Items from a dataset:
━━━━━━

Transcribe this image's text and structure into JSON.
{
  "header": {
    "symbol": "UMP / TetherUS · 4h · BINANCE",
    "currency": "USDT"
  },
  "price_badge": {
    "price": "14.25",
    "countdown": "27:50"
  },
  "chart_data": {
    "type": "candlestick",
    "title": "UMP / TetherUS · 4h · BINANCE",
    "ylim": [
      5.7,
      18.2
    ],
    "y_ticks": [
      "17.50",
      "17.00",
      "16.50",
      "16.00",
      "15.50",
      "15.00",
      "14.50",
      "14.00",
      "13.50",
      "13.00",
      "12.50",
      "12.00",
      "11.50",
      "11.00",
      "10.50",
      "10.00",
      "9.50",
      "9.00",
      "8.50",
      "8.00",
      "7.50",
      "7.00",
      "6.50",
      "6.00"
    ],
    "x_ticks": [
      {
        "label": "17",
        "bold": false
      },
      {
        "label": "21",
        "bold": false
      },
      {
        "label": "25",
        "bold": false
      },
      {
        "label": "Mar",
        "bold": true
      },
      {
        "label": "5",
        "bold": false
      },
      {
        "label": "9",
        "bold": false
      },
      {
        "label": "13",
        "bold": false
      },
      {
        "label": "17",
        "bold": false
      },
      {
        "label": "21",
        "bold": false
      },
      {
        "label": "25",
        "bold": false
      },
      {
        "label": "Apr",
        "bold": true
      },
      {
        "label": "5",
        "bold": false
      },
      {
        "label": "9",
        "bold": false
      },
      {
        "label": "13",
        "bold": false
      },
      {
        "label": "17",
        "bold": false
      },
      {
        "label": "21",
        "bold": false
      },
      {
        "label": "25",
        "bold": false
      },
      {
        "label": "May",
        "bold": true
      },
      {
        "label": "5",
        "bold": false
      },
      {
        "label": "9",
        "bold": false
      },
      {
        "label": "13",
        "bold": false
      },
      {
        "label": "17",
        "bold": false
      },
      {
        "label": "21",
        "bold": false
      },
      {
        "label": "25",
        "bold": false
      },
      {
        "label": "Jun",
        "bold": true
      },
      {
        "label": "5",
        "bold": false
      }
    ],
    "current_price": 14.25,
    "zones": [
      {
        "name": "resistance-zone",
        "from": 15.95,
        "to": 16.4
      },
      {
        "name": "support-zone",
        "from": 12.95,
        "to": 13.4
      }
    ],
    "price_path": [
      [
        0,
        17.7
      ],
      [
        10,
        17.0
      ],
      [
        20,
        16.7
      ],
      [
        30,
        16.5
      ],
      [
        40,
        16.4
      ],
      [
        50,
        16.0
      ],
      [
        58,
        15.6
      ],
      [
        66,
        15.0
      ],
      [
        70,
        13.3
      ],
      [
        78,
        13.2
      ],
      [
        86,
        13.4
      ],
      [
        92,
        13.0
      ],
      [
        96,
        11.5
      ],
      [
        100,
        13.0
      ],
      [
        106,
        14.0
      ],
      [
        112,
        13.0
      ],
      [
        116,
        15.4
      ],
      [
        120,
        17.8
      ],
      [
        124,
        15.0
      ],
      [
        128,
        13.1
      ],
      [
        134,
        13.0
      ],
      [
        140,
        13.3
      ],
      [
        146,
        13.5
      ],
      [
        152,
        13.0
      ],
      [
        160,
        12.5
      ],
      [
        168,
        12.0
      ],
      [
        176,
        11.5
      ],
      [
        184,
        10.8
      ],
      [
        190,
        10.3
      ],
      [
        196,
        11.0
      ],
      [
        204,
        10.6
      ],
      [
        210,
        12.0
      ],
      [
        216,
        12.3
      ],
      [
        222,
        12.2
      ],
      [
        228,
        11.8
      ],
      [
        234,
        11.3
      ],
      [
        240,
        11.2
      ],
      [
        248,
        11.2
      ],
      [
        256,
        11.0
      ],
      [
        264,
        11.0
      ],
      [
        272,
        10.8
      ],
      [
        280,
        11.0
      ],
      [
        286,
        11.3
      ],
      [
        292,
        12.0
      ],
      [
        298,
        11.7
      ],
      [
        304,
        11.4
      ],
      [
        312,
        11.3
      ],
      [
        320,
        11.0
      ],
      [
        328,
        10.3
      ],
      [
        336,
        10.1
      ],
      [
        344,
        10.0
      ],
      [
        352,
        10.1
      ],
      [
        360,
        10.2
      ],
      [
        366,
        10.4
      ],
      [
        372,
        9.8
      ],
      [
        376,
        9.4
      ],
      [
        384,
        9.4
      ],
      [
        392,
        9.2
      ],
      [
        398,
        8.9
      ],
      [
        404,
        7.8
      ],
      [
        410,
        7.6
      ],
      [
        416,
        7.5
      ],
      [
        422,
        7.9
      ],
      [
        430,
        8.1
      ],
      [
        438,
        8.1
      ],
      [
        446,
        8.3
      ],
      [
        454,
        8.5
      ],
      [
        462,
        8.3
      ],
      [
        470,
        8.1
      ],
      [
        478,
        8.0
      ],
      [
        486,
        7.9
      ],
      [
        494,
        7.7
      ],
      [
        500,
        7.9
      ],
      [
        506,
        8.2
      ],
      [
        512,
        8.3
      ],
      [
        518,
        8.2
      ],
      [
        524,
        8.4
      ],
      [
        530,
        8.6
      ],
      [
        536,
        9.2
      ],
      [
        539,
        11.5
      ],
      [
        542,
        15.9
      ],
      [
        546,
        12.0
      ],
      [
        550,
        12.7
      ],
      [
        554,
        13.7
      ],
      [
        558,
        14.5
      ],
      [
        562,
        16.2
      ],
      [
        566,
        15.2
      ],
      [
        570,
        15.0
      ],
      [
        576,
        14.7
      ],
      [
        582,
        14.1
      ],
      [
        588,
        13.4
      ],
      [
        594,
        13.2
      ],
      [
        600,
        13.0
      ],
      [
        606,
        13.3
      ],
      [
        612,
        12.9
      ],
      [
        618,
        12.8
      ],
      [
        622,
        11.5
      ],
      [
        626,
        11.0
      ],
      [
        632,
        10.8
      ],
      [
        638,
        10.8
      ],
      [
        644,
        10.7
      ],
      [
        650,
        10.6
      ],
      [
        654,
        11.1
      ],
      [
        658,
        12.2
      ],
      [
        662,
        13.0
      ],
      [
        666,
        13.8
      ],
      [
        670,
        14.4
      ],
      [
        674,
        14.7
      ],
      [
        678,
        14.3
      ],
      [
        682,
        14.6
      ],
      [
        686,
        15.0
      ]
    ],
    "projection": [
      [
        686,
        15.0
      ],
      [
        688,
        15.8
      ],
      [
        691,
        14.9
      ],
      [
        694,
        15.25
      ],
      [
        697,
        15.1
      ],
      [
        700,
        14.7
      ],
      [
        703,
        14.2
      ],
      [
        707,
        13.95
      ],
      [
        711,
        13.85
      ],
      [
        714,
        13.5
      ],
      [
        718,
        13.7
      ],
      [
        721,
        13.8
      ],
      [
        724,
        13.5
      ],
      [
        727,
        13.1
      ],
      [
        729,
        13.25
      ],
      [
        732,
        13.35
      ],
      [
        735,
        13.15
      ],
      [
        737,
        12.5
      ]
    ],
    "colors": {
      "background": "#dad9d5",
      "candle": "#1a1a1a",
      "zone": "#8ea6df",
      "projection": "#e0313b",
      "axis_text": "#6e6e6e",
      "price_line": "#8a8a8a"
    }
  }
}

━━━━━━

Show every line from the listing above in which the string "TetherUS" appears.

    "symbol": "UMP / TetherUS · 4h · BINANCE",
    "title": "UMP / TetherUS · 4h · BINANCE",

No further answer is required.